Saved data entries:
________________________

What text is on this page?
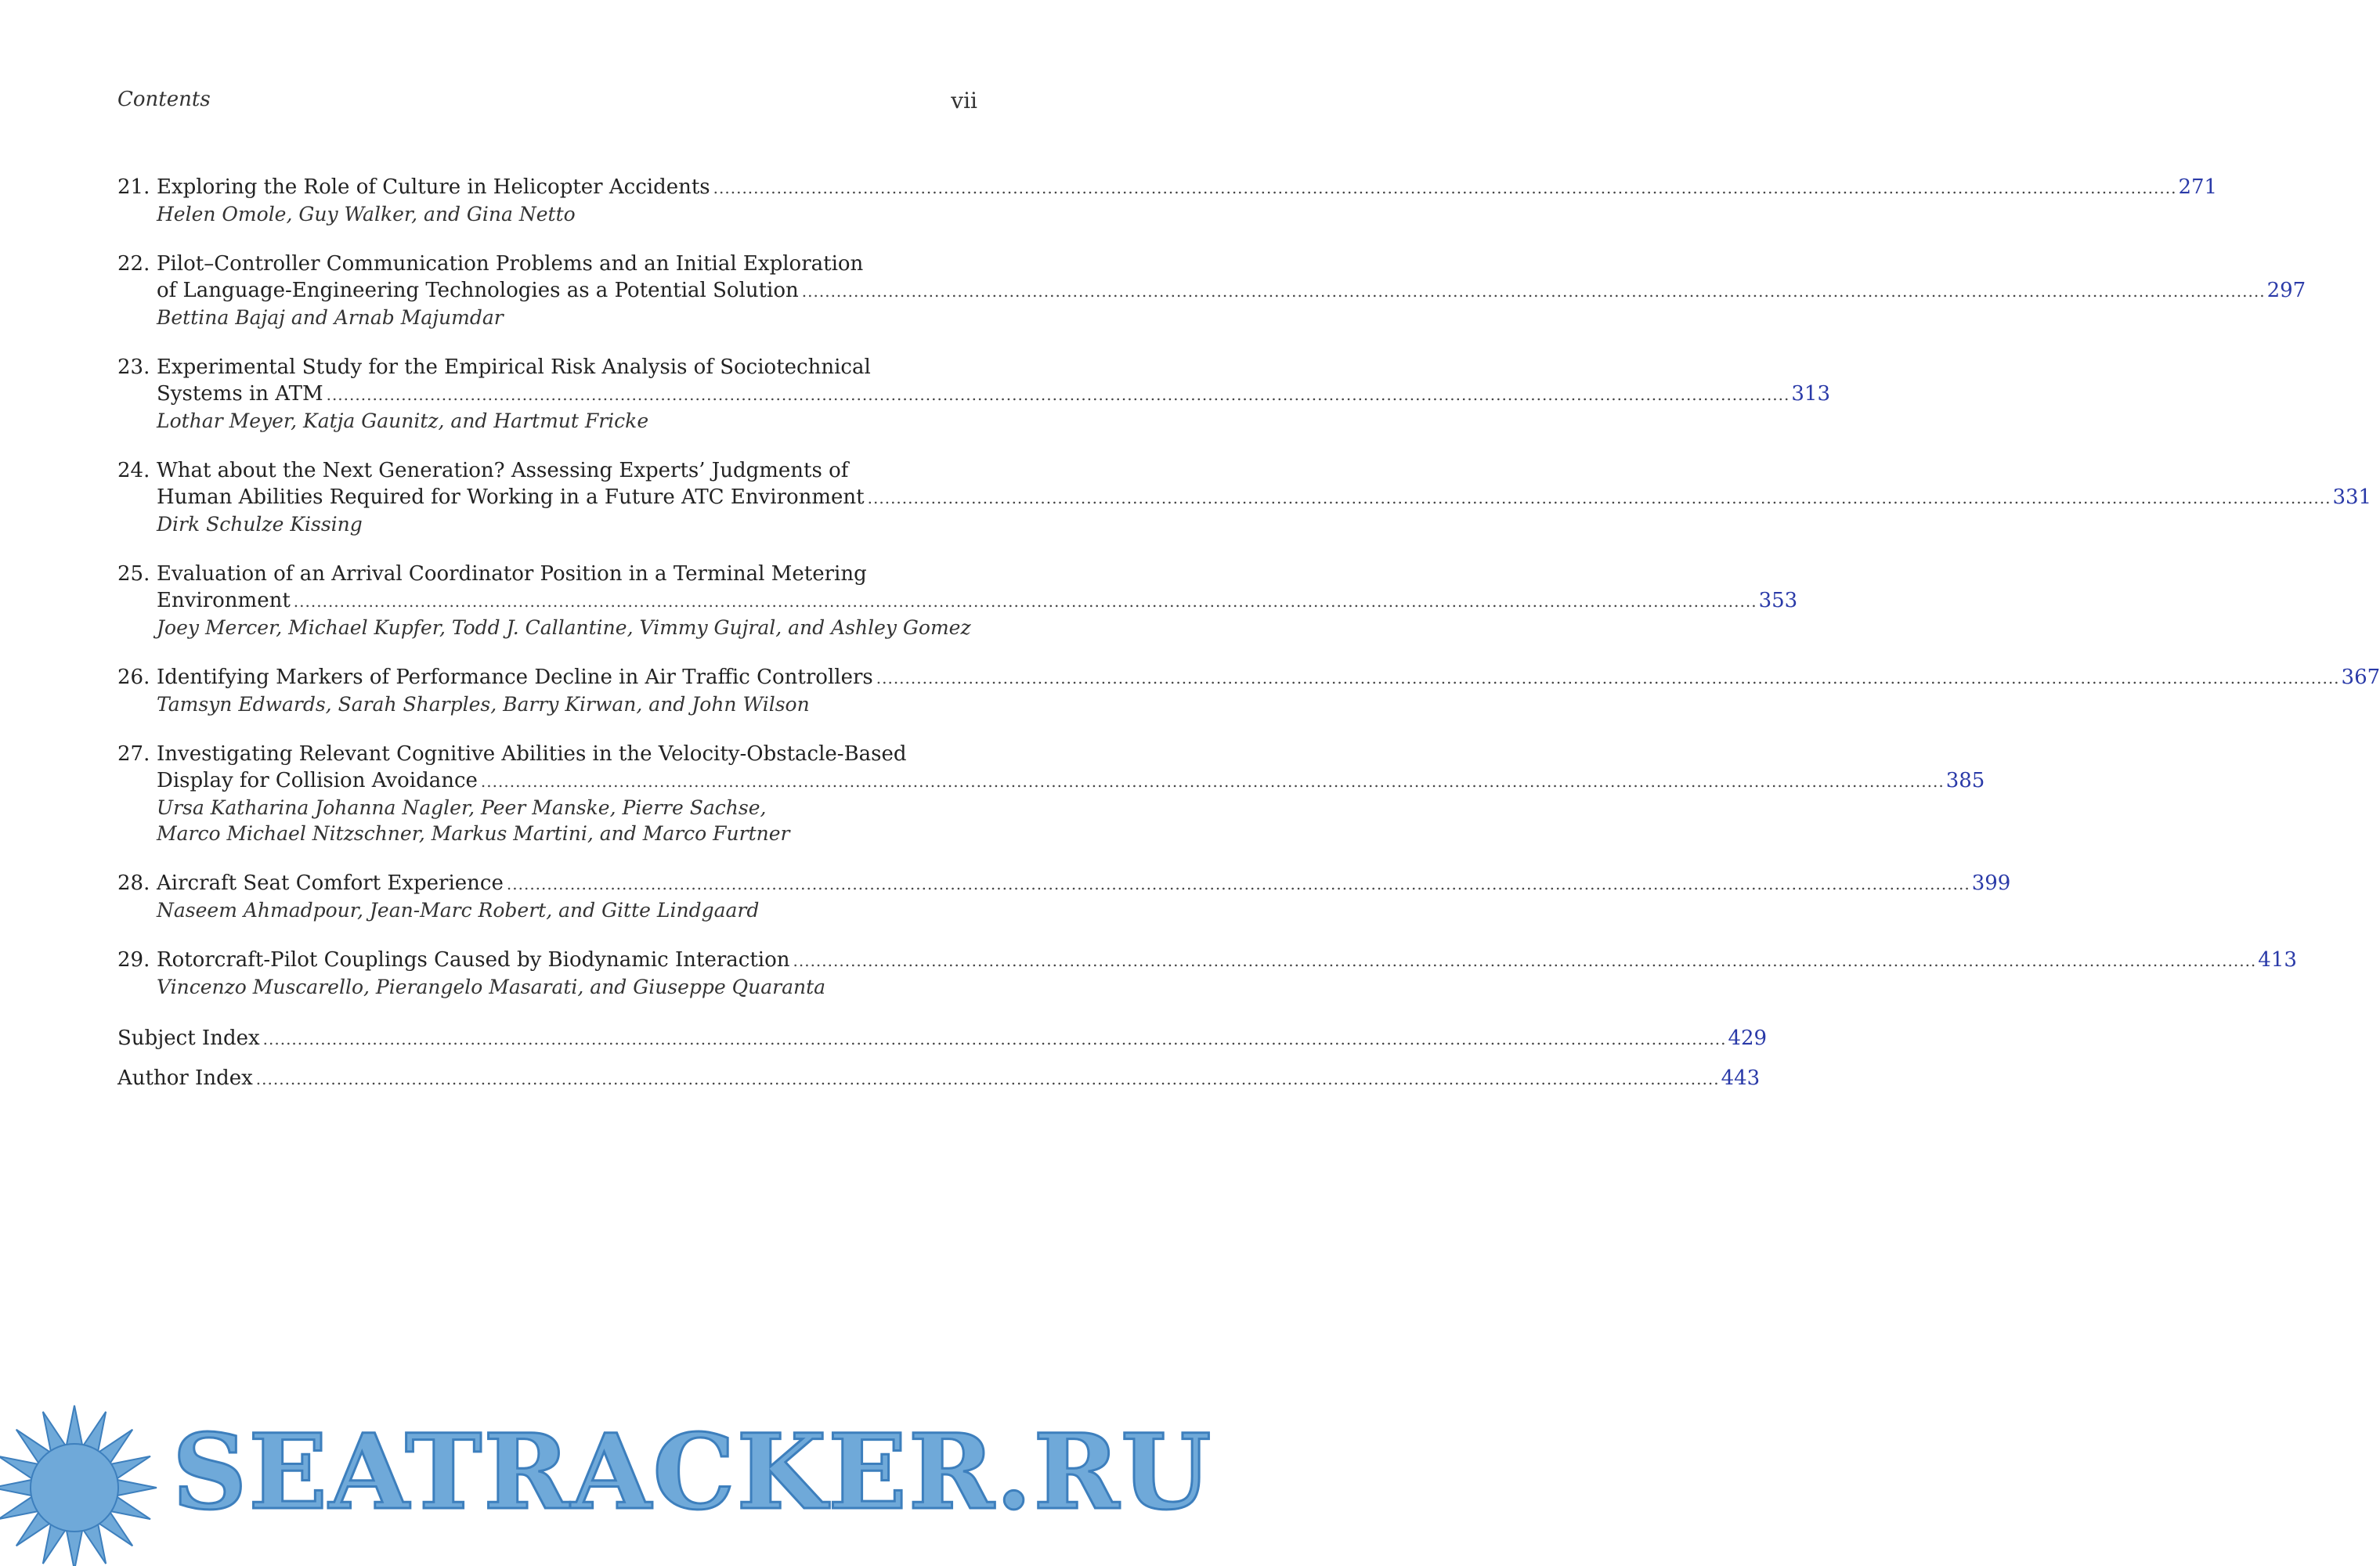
Contents	vii
21. Exploring the Role of Culture in Helicopter Accidents .....	271
Helen Omole, Guy Walker, and Gina Netto
22. Pilot–Controller Communication Problems and an Initial Exploration
of Language-Engineering Technologies as a Potential Solution .....	297
Bettina Bajaj and Arnab Majumdar
23. Experimental Study for the Empirical Risk Analysis of Sociotechnical
Systems in ATM .....	313
Lothar Meyer, Katja Gaunitz, and Hartmut Fricke
24. What about the Next Generation? Assessing Experts’ Judgments of
Human Abilities Required for Working in a Future ATC Environment .....	331
Dirk Schulze Kissing
25. Evaluation of an Arrival Coordinator Position in a Terminal Metering
Environment .....	353
Joey Mercer, Michael Kupfer, Todd J. Callantine, Vimmy Gujral, and Ashley Gomez
26. Identifying Markers of Performance Decline in Air Traffic Controllers .....	367
Tamsyn Edwards, Sarah Sharples, Barry Kirwan, and John Wilson
27. Investigating Relevant Cognitive Abilities in the Velocity-Obstacle-Based
Display for Collision Avoidance .....	385
Ursa Katharina Johanna Nagler, Peer Manske, Pierre Sachse,
Marco Michael Nitzschner, Markus Martini, and Marco Furtner
28. Aircraft Seat Comfort Experience .....	399
Naseem Ahmadpour, Jean-Marc Robert, and Gitte Lindgaard
29. Rotorcraft-Pilot Couplings Caused by Biodynamic Interaction .....	413
Vincenzo Muscarello, Pierangelo Masarati, and Giuseppe Quaranta
Subject Index .....	429
Author Index .....	443
SEATRACKER.RU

________________________

# What is needed:
List each line of the records that holds the string "Pilot".

# Exercise response:
22. Pilot–Controller Communication Problems and an Initial Exploration
29. Rotorcraft-Pilot Couplings Caused by Biodynamic Interaction .....	413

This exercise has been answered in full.